» Exercise brief:
Reproduce the material word for word; the images stay out.

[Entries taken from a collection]

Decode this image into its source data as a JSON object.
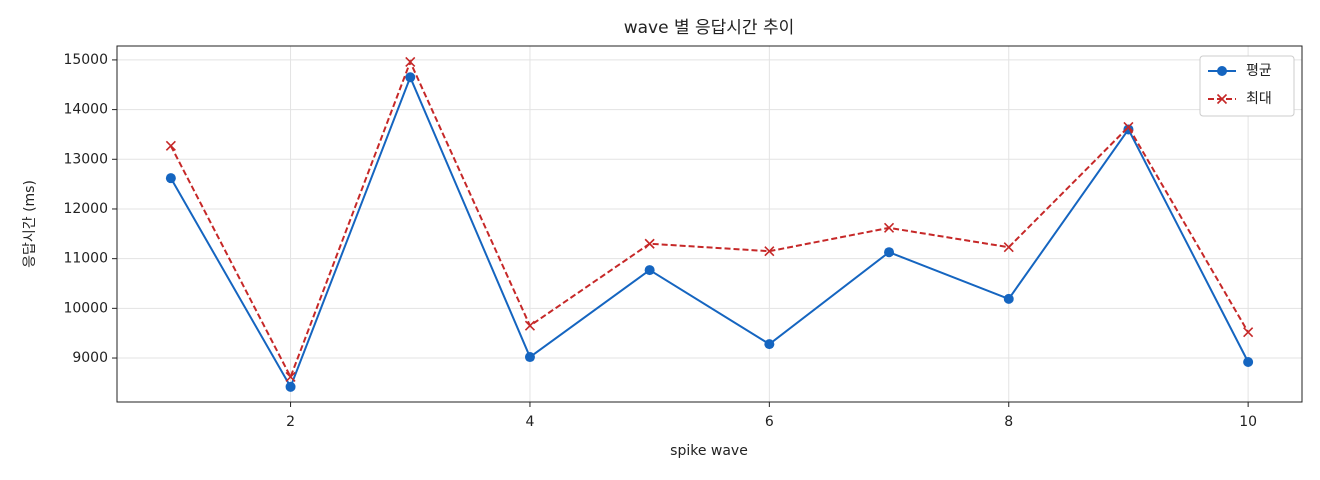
{
  "chart_data": {
    "type": "line",
    "title": "wave 별 응답시간 추이",
    "x_label": "spike wave",
    "y_label": "응답시간 (ms)",
    "x": [
      1,
      2,
      3,
      4,
      5,
      6,
      7,
      8,
      9,
      10
    ],
    "series": [
      {
        "name": "평균",
        "color": "#1565c0",
        "marker": "o",
        "linestyle": "solid",
        "values": [
          12620,
          8420,
          14650,
          9020,
          10770,
          9280,
          11130,
          10190,
          13600,
          8920
        ]
      },
      {
        "name": "최대",
        "color": "#c62828",
        "marker": "x",
        "linestyle": "dashed",
        "values": [
          13270,
          8620,
          14960,
          9650,
          11300,
          11150,
          11620,
          11230,
          13650,
          9520
        ]
      }
    ],
    "xlim": [
      0.55,
      10.45
    ],
    "xticks": [
      2,
      4,
      6,
      8,
      10
    ],
    "ylim": [
      8115,
      15280
    ],
    "yticks": [
      9000,
      10000,
      11000,
      12000,
      13000,
      14000,
      15000
    ],
    "grid": true,
    "legend": "upper right"
  }
}
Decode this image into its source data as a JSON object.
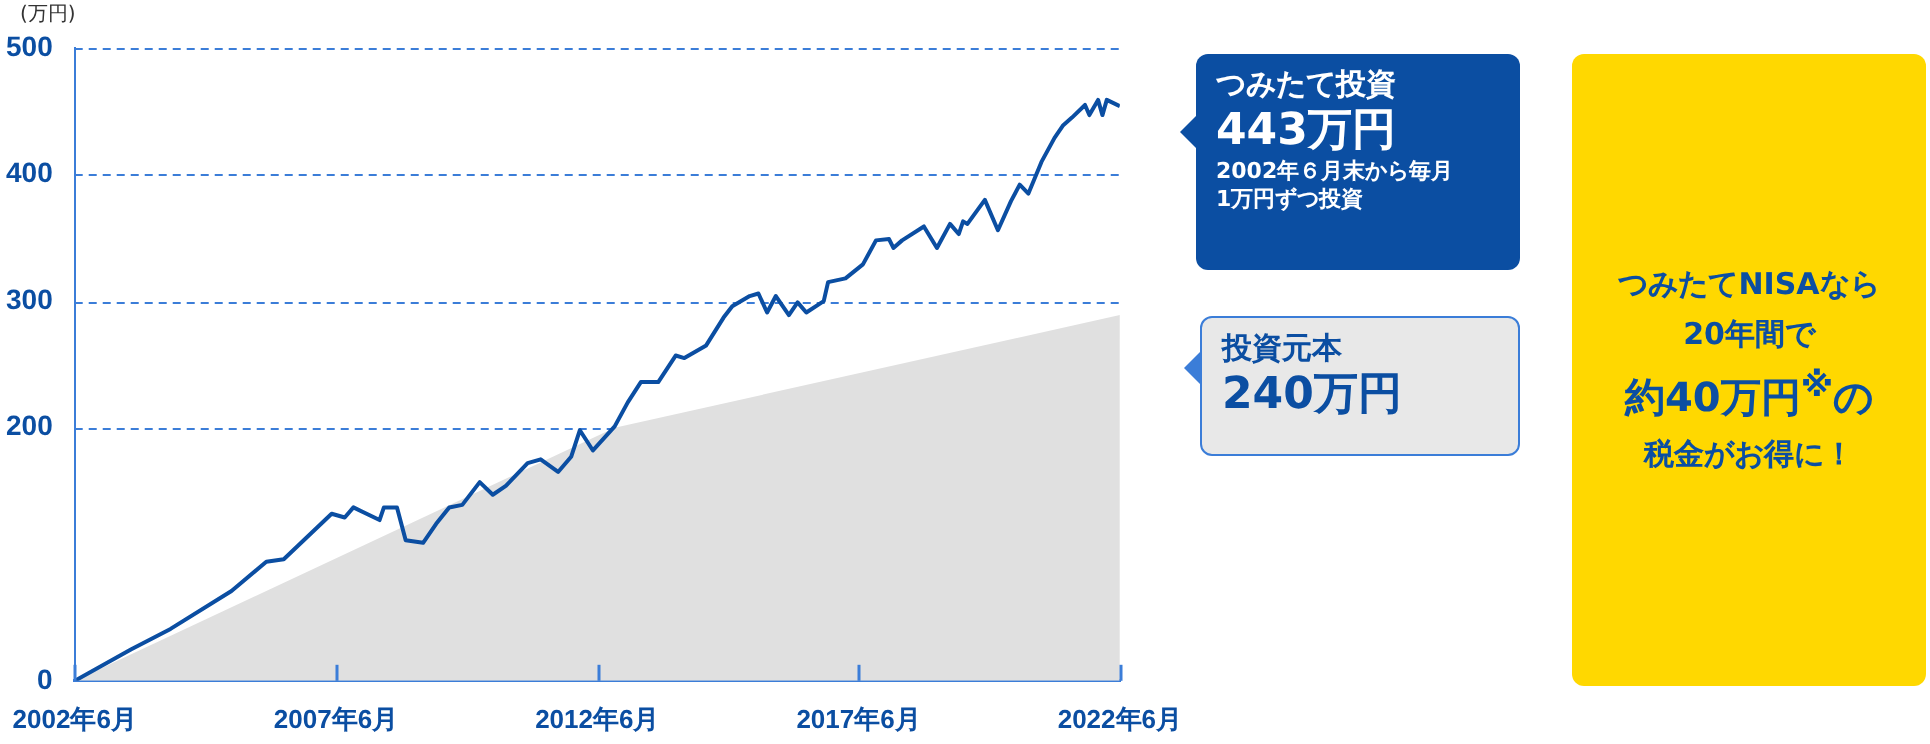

» Right answer:
Decode this image into its source data as a JSON object.
{
  "chart_data": {
    "type": "line",
    "title": "wave 별 응답시간 추이",
    "x_label": "spike wave",
    "y_label": "응답시간 (ms)",
    "x": [
      1,
      2,
      3,
      4,
      5,
      6,
      7,
      8,
      9,
      10
    ],
    "series": [
      {
        "name": "평균",
        "color": "#1565c0",
        "marker": "o",
        "linestyle": "solid",
        "values": [
          12620,
          8420,
          14650,
          9020,
          10770,
          9280,
          11130,
          10190,
          13600,
          8920
        ]
      },
      {
        "name": "최대",
        "color": "#c62828",
        "marker": "x",
        "linestyle": "dashed",
        "values": [
          13270,
          8620,
          14960,
          9650,
          11300,
          11150,
          11620,
          11230,
          13650,
          9520
        ]
      }
    ],
    "xlim": [
      0.55,
      10.45
    ],
    "xticks": [
      2,
      4,
      6,
      8,
      10
    ],
    "ylim": [
      8115,
      15280
    ],
    "yticks": [
      9000,
      10000,
      11000,
      12000,
      13000,
      14000,
      15000
    ],
    "grid": true,
    "legend": "upper right"
  }
}
Decode this image into its source data as a JSON object.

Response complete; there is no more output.